**Aim:**
Each entry here needs to be set down again exactly, please; pictures are left out.

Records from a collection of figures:

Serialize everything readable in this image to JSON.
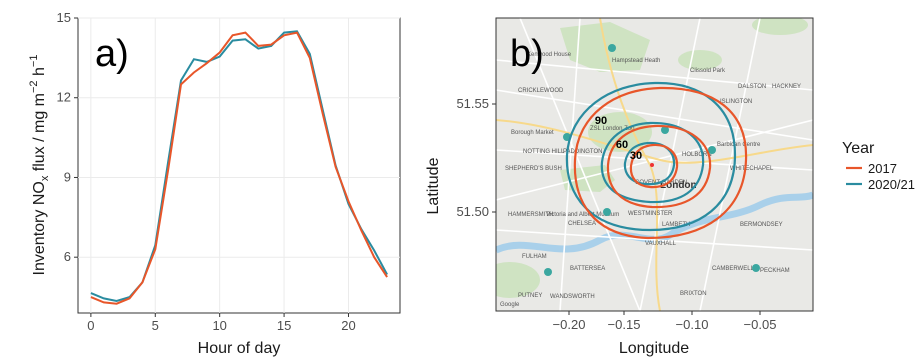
{
  "colors": {
    "s2017": "#E8562A",
    "s2020": "#2A8CA0"
  },
  "chart_data": [
    {
      "type": "line",
      "panel_label": "a)",
      "xlabel": "Hour of day",
      "ylabel_main": "Inventory NO",
      "ylabel_sub": "x",
      "ylabel_rest": " flux / mg m",
      "ylabel_sup1": "−2",
      "ylabel_h": " h",
      "ylabel_sup2": "−1",
      "xlim": [
        -1,
        24
      ],
      "ylim": [
        3.9,
        15
      ],
      "xticks": [
        "0",
        "5",
        "10",
        "15",
        "20"
      ],
      "yticks": [
        "6",
        "9",
        "12",
        "15"
      ],
      "grid": true,
      "x": [
        0,
        1,
        2,
        3,
        4,
        5,
        6,
        7,
        8,
        9,
        10,
        11,
        12,
        13,
        14,
        15,
        16,
        17,
        18,
        19,
        20,
        21,
        22,
        23
      ],
      "series": [
        {
          "name": "2017",
          "values": [
            4.5,
            4.3,
            4.25,
            4.45,
            5.05,
            6.3,
            9.3,
            12.5,
            12.95,
            13.3,
            13.7,
            14.35,
            14.45,
            13.95,
            14.0,
            14.35,
            14.45,
            13.5,
            11.4,
            9.4,
            8.1,
            7.0,
            6.0,
            5.25
          ]
        },
        {
          "name": "2020/21",
          "values": [
            4.65,
            4.45,
            4.35,
            4.5,
            5.05,
            6.45,
            9.6,
            12.65,
            13.45,
            13.35,
            13.55,
            14.15,
            14.2,
            13.85,
            13.95,
            14.45,
            14.5,
            13.65,
            11.55,
            9.45,
            8.0,
            7.05,
            6.25,
            5.35
          ]
        }
      ]
    },
    {
      "type": "contour-map",
      "panel_label": "b)",
      "xlabel": "Longitude",
      "ylabel": "Latitude",
      "xticks": [
        "−0.20",
        "−0.15",
        "−0.10",
        "−0.05"
      ],
      "yticks": [
        "51.55",
        "51.50"
      ],
      "contour_labels": [
        "90",
        "60",
        "30"
      ],
      "legend_title": "Year",
      "legend_items": [
        "2017",
        "2020/21"
      ],
      "map_labels": {
        "london": "London",
        "cricklewood": "CRICKLEWOOD",
        "notting_hill": "NOTTING HILL",
        "paddington": "PADDINGTON",
        "hammersmith": "HAMMERSMITH",
        "chelsea": "CHELSEA",
        "fulham": "FULHAM",
        "battersea": "BATTERSEA",
        "putney": "PUTNEY",
        "wandsworth": "WANDSWORTH",
        "brixton": "BRIXTON",
        "peckham": "PECKHAM",
        "camberwell": "CAMBERWELL",
        "bermondsey": "BERMONDSEY",
        "lambeth": "LAMBETH",
        "westminster": "WESTMINSTER",
        "vauxhall": "VAUXHALL",
        "islington": "ISLINGTON",
        "whitechapel": "WHITECHAPEL",
        "holborn": "HOLBORN",
        "covent_garden": "COVENT GARDEN",
        "shepherds_bush": "SHEPHERD'S BUSH",
        "dalston": "DALSTON",
        "hackney": "HACKNEY",
        "zsl": "ZSL London Zoo",
        "barbican": "Barbican Centre",
        "kenwood": "Kenwood House",
        "hampstead": "Hampstead Heath",
        "clissold": "Clissold Park",
        "victoria_albert": "Victoria and Albert Museum",
        "borough_market": "Borough Market",
        "google": "Google"
      }
    }
  ]
}
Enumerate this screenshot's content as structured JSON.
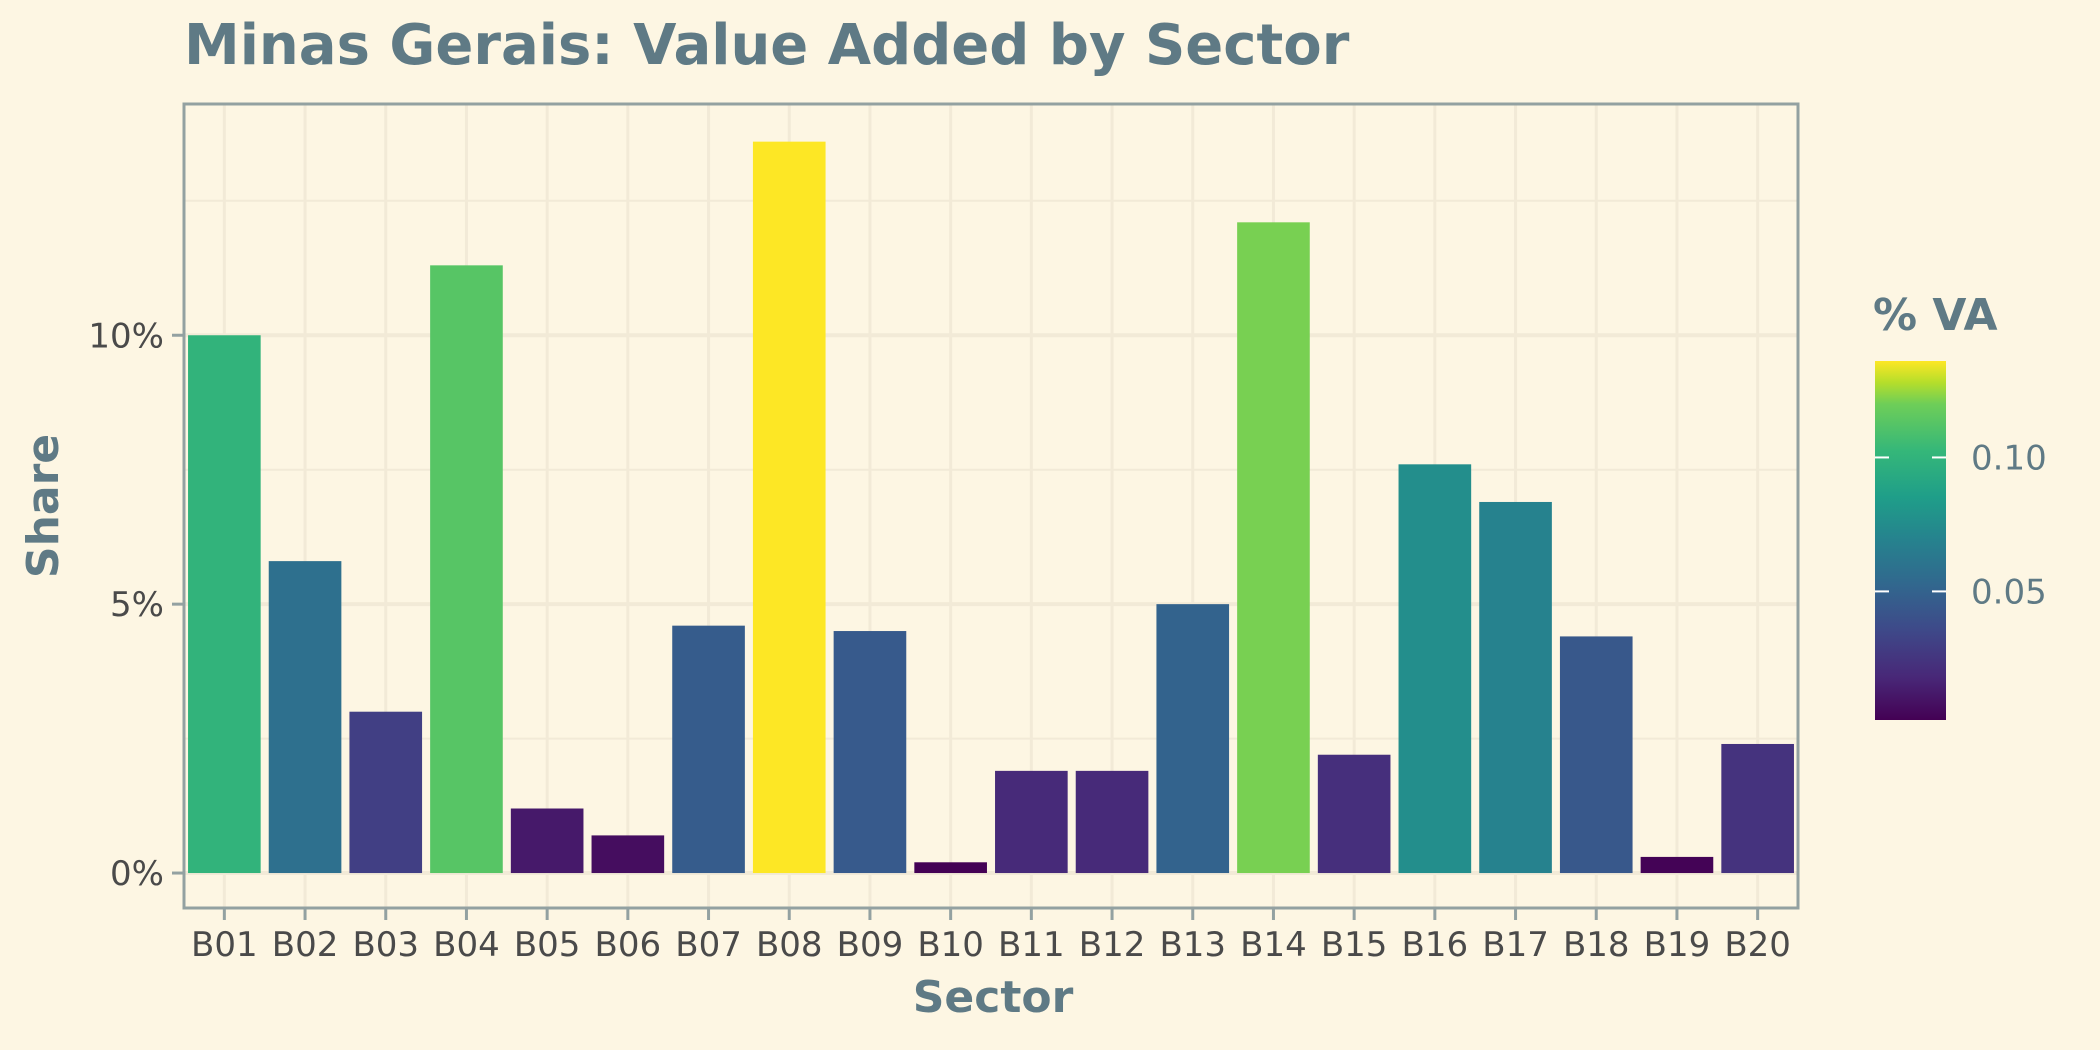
{
  "chart_data": {
    "type": "bar",
    "title": "Minas Gerais: Value Added by Sector",
    "xlabel": "Sector",
    "ylabel": "Share",
    "categories": [
      "B01",
      "B02",
      "B03",
      "B04",
      "B05",
      "B06",
      "B07",
      "B08",
      "B09",
      "B10",
      "B11",
      "B12",
      "B13",
      "B14",
      "B15",
      "B16",
      "B17",
      "B18",
      "B19",
      "B20"
    ],
    "values": [
      0.1,
      0.058,
      0.03,
      0.113,
      0.012,
      0.007,
      0.046,
      0.136,
      0.045,
      0.002,
      0.019,
      0.019,
      0.05,
      0.121,
      0.022,
      0.076,
      0.069,
      0.044,
      0.003,
      0.024
    ],
    "ylim": [
      -0.0065,
      0.143
    ],
    "yticks": [
      0,
      0.05,
      0.1
    ],
    "yticklabels": [
      "0%",
      "5%",
      "10%"
    ],
    "grid": true,
    "legend": {
      "title": "% VA",
      "position": "right",
      "type": "colorbar",
      "range": [
        0.002,
        0.136
      ],
      "ticks": [
        0.05,
        0.1
      ],
      "ticklabels": [
        "0.05",
        "0.10"
      ],
      "colormap": "viridis"
    },
    "colors": {
      "background": "#fdf6e3",
      "grid": "#f2ead7",
      "axis": "#93a1a1"
    }
  }
}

**Reply to the task:**
Serialize everything readable in this image to JSON.
{
  "colors": {
    "s2017": "#E8562A",
    "s2020": "#2A8CA0"
  },
  "chart_data": [
    {
      "type": "line",
      "panel_label": "a)",
      "xlabel": "Hour of day",
      "ylabel_main": "Inventory NO",
      "ylabel_sub": "x",
      "ylabel_rest": " flux / mg m",
      "ylabel_sup1": "−2",
      "ylabel_h": " h",
      "ylabel_sup2": "−1",
      "xlim": [
        -1,
        24
      ],
      "ylim": [
        3.9,
        15
      ],
      "xticks": [
        "0",
        "5",
        "10",
        "15",
        "20"
      ],
      "yticks": [
        "6",
        "9",
        "12",
        "15"
      ],
      "grid": true,
      "x": [
        0,
        1,
        2,
        3,
        4,
        5,
        6,
        7,
        8,
        9,
        10,
        11,
        12,
        13,
        14,
        15,
        16,
        17,
        18,
        19,
        20,
        21,
        22,
        23
      ],
      "series": [
        {
          "name": "2017",
          "values": [
            4.5,
            4.3,
            4.25,
            4.45,
            5.05,
            6.3,
            9.3,
            12.5,
            12.95,
            13.3,
            13.7,
            14.35,
            14.45,
            13.95,
            14.0,
            14.35,
            14.45,
            13.5,
            11.4,
            9.4,
            8.1,
            7.0,
            6.0,
            5.25
          ]
        },
        {
          "name": "2020/21",
          "values": [
            4.65,
            4.45,
            4.35,
            4.5,
            5.05,
            6.45,
            9.6,
            12.65,
            13.45,
            13.35,
            13.55,
            14.15,
            14.2,
            13.85,
            13.95,
            14.45,
            14.5,
            13.65,
            11.55,
            9.45,
            8.0,
            7.05,
            6.25,
            5.35
          ]
        }
      ]
    },
    {
      "type": "contour-map",
      "panel_label": "b)",
      "xlabel": "Longitude",
      "ylabel": "Latitude",
      "xticks": [
        "−0.20",
        "−0.15",
        "−0.10",
        "−0.05"
      ],
      "yticks": [
        "51.55",
        "51.50"
      ],
      "contour_labels": [
        "90",
        "60",
        "30"
      ],
      "legend_title": "Year",
      "legend_items": [
        "2017",
        "2020/21"
      ],
      "map_labels": {
        "london": "London",
        "cricklewood": "CRICKLEWOOD",
        "notting_hill": "NOTTING HILL",
        "paddington": "PADDINGTON",
        "hammersmith": "HAMMERSMITH",
        "chelsea": "CHELSEA",
        "fulham": "FULHAM",
        "battersea": "BATTERSEA",
        "putney": "PUTNEY",
        "wandsworth": "WANDSWORTH",
        "brixton": "BRIXTON",
        "peckham": "PECKHAM",
        "camberwell": "CAMBERWELL",
        "bermondsey": "BERMONDSEY",
        "lambeth": "LAMBETH",
        "westminster": "WESTMINSTER",
        "vauxhall": "VAUXHALL",
        "islington": "ISLINGTON",
        "whitechapel": "WHITECHAPEL",
        "holborn": "HOLBORN",
        "covent_garden": "COVENT GARDEN",
        "shepherds_bush": "SHEPHERD'S BUSH",
        "dalston": "DALSTON",
        "hackney": "HACKNEY",
        "zsl": "ZSL London Zoo",
        "barbican": "Barbican Centre",
        "kenwood": "Kenwood House",
        "hampstead": "Hampstead Heath",
        "clissold": "Clissold Park",
        "victoria_albert": "Victoria and Albert Museum",
        "borough_market": "Borough Market",
        "google": "Google"
      }
    }
  ]
}
Enumerate this screenshot's content as structured JSON.
{
  "chart_data": {
    "type": "bar",
    "title": "Minas Gerais: Value Added by Sector",
    "xlabel": "Sector",
    "ylabel": "Share",
    "categories": [
      "B01",
      "B02",
      "B03",
      "B04",
      "B05",
      "B06",
      "B07",
      "B08",
      "B09",
      "B10",
      "B11",
      "B12",
      "B13",
      "B14",
      "B15",
      "B16",
      "B17",
      "B18",
      "B19",
      "B20"
    ],
    "values": [
      0.1,
      0.058,
      0.03,
      0.113,
      0.012,
      0.007,
      0.046,
      0.136,
      0.045,
      0.002,
      0.019,
      0.019,
      0.05,
      0.121,
      0.022,
      0.076,
      0.069,
      0.044,
      0.003,
      0.024
    ],
    "ylim": [
      -0.0065,
      0.143
    ],
    "yticks": [
      0,
      0.05,
      0.1
    ],
    "yticklabels": [
      "0%",
      "5%",
      "10%"
    ],
    "grid": true,
    "legend": {
      "title": "% VA",
      "position": "right",
      "type": "colorbar",
      "range": [
        0.002,
        0.136
      ],
      "ticks": [
        0.05,
        0.1
      ],
      "ticklabels": [
        "0.05",
        "0.10"
      ],
      "colormap": "viridis"
    },
    "colors": {
      "background": "#fdf6e3",
      "grid": "#f2ead7",
      "axis": "#93a1a1"
    }
  }
}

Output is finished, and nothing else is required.